TASK DESCRIPTION.
Exact reproduction is required for all entries.

SOURCE RECORDS.
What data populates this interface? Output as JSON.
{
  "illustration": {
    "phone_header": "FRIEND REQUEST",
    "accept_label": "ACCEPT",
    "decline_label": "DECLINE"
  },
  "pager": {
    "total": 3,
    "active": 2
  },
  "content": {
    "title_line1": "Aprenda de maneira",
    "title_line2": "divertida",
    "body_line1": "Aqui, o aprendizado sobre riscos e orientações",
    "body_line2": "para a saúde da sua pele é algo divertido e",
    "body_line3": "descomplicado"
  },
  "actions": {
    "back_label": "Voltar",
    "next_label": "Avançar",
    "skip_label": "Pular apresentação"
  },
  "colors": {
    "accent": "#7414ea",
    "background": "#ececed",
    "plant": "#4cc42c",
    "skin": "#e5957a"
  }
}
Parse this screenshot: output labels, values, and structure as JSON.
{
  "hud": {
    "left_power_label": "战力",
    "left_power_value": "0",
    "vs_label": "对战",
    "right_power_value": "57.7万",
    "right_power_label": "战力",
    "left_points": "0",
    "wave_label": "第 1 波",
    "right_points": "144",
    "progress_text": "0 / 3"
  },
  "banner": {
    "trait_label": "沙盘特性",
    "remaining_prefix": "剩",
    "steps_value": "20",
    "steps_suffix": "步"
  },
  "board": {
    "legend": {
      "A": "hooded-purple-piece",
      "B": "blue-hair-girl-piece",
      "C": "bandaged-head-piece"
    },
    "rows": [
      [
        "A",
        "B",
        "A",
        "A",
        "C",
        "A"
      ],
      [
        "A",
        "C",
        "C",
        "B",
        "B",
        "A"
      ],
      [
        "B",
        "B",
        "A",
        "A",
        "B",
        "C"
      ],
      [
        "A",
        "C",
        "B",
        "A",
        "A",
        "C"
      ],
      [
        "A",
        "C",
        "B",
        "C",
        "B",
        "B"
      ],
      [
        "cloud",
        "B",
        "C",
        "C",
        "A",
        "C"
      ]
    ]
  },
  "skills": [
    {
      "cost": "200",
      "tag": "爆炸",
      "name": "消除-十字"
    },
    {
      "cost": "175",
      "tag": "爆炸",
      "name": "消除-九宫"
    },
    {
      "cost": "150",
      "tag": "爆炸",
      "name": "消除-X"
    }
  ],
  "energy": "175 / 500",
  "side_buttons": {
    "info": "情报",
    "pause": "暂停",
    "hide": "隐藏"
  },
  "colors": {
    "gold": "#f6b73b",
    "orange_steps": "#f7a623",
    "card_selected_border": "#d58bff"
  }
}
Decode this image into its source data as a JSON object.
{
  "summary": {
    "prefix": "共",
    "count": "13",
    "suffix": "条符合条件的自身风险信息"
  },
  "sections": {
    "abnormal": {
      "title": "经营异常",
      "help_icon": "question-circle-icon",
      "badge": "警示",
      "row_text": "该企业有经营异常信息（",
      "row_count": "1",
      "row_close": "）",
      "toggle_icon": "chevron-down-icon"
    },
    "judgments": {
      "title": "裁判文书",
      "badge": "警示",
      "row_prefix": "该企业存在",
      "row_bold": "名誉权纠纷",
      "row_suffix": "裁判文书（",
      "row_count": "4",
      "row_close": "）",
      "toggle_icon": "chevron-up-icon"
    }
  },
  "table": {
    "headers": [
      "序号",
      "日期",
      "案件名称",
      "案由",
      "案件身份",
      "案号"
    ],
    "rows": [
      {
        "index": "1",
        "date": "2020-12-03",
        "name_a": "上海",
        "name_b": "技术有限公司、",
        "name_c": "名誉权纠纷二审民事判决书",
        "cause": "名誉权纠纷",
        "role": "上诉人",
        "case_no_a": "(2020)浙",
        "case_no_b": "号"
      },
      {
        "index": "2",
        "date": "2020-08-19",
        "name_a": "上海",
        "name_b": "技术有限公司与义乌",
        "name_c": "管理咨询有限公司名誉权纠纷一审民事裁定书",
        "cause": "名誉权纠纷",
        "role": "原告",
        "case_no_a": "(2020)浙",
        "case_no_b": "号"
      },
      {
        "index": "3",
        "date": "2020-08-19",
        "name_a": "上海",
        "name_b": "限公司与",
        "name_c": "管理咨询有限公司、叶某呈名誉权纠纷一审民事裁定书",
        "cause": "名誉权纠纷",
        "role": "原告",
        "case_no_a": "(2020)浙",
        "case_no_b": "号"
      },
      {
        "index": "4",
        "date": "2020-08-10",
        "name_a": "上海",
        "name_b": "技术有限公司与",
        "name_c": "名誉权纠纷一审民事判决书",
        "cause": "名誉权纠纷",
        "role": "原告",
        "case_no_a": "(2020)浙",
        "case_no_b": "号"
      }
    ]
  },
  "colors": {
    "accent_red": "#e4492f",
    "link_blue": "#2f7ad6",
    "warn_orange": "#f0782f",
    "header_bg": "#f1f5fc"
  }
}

RESPONSE.
What data populates this interface? Output as JSON.
{
  "illustration": {
    "phone_header": "FRIEND REQUEST",
    "accept_label": "ACCEPT",
    "decline_label": "DECLINE"
  },
  "pager": {
    "total": 3,
    "active": 2
  },
  "content": {
    "title_line1": "Aprenda de maneira",
    "title_line2": "divertida",
    "body_line1": "Aqui, o aprendizado sobre riscos e orientações",
    "body_line2": "para a saúde da sua pele é algo divertido e",
    "body_line3": "descomplicado"
  },
  "actions": {
    "back_label": "Voltar",
    "next_label": "Avançar",
    "skip_label": "Pular apresentação"
  },
  "colors": {
    "accent": "#7414ea",
    "background": "#ececed",
    "plant": "#4cc42c",
    "skin": "#e5957a"
  }
}
Parse this screenshot: output labels, values, and structure as JSON.
{
  "hud": {
    "left_power_label": "战力",
    "left_power_value": "0",
    "vs_label": "对战",
    "right_power_value": "57.7万",
    "right_power_label": "战力",
    "left_points": "0",
    "wave_label": "第 1 波",
    "right_points": "144",
    "progress_text": "0 / 3"
  },
  "banner": {
    "trait_label": "沙盘特性",
    "remaining_prefix": "剩",
    "steps_value": "20",
    "steps_suffix": "步"
  },
  "board": {
    "legend": {
      "A": "hooded-purple-piece",
      "B": "blue-hair-girl-piece",
      "C": "bandaged-head-piece"
    },
    "rows": [
      [
        "A",
        "B",
        "A",
        "A",
        "C",
        "A"
      ],
      [
        "A",
        "C",
        "C",
        "B",
        "B",
        "A"
      ],
      [
        "B",
        "B",
        "A",
        "A",
        "B",
        "C"
      ],
      [
        "A",
        "C",
        "B",
        "A",
        "A",
        "C"
      ],
      [
        "A",
        "C",
        "B",
        "C",
        "B",
        "B"
      ],
      [
        "cloud",
        "B",
        "C",
        "C",
        "A",
        "C"
      ]
    ]
  },
  "skills": [
    {
      "cost": "200",
      "tag": "爆炸",
      "name": "消除-十字"
    },
    {
      "cost": "175",
      "tag": "爆炸",
      "name": "消除-九宫"
    },
    {
      "cost": "150",
      "tag": "爆炸",
      "name": "消除-X"
    }
  ],
  "energy": "175 / 500",
  "side_buttons": {
    "info": "情报",
    "pause": "暂停",
    "hide": "隐藏"
  },
  "colors": {
    "gold": "#f6b73b",
    "orange_steps": "#f7a623",
    "card_selected_border": "#d58bff"
  }
}
Decode this image into its source data as a JSON object.
{
  "summary": {
    "prefix": "共",
    "count": "13",
    "suffix": "条符合条件的自身风险信息"
  },
  "sections": {
    "abnormal": {
      "title": "经营异常",
      "help_icon": "question-circle-icon",
      "badge": "警示",
      "row_text": "该企业有经营异常信息（",
      "row_count": "1",
      "row_close": "）",
      "toggle_icon": "chevron-down-icon"
    },
    "judgments": {
      "title": "裁判文书",
      "badge": "警示",
      "row_prefix": "该企业存在",
      "row_bold": "名誉权纠纷",
      "row_suffix": "裁判文书（",
      "row_count": "4",
      "row_close": "）",
      "toggle_icon": "chevron-up-icon"
    }
  },
  "table": {
    "headers": [
      "序号",
      "日期",
      "案件名称",
      "案由",
      "案件身份",
      "案号"
    ],
    "rows": [
      {
        "index": "1",
        "date": "2020-12-03",
        "name_a": "上海",
        "name_b": "技术有限公司、",
        "name_c": "名誉权纠纷二审民事判决书",
        "cause": "名誉权纠纷",
        "role": "上诉人",
        "case_no_a": "(2020)浙",
        "case_no_b": "号"
      },
      {
        "index": "2",
        "date": "2020-08-19",
        "name_a": "上海",
        "name_b": "技术有限公司与义乌",
        "name_c": "管理咨询有限公司名誉权纠纷一审民事裁定书",
        "cause": "名誉权纠纷",
        "role": "原告",
        "case_no_a": "(2020)浙",
        "case_no_b": "号"
      },
      {
        "index": "3",
        "date": "2020-08-19",
        "name_a": "上海",
        "name_b": "限公司与",
        "name_c": "管理咨询有限公司、叶某呈名誉权纠纷一审民事裁定书",
        "cause": "名誉权纠纷",
        "role": "原告",
        "case_no_a": "(2020)浙",
        "case_no_b": "号"
      },
      {
        "index": "4",
        "date": "2020-08-10",
        "name_a": "上海",
        "name_b": "技术有限公司与",
        "name_c": "名誉权纠纷一审民事判决书",
        "cause": "名誉权纠纷",
        "role": "原告",
        "case_no_a": "(2020)浙",
        "case_no_b": "号"
      }
    ]
  },
  "colors": {
    "accent_red": "#e4492f",
    "link_blue": "#2f7ad6",
    "warn_orange": "#f0782f",
    "header_bg": "#f1f5fc"
  }
}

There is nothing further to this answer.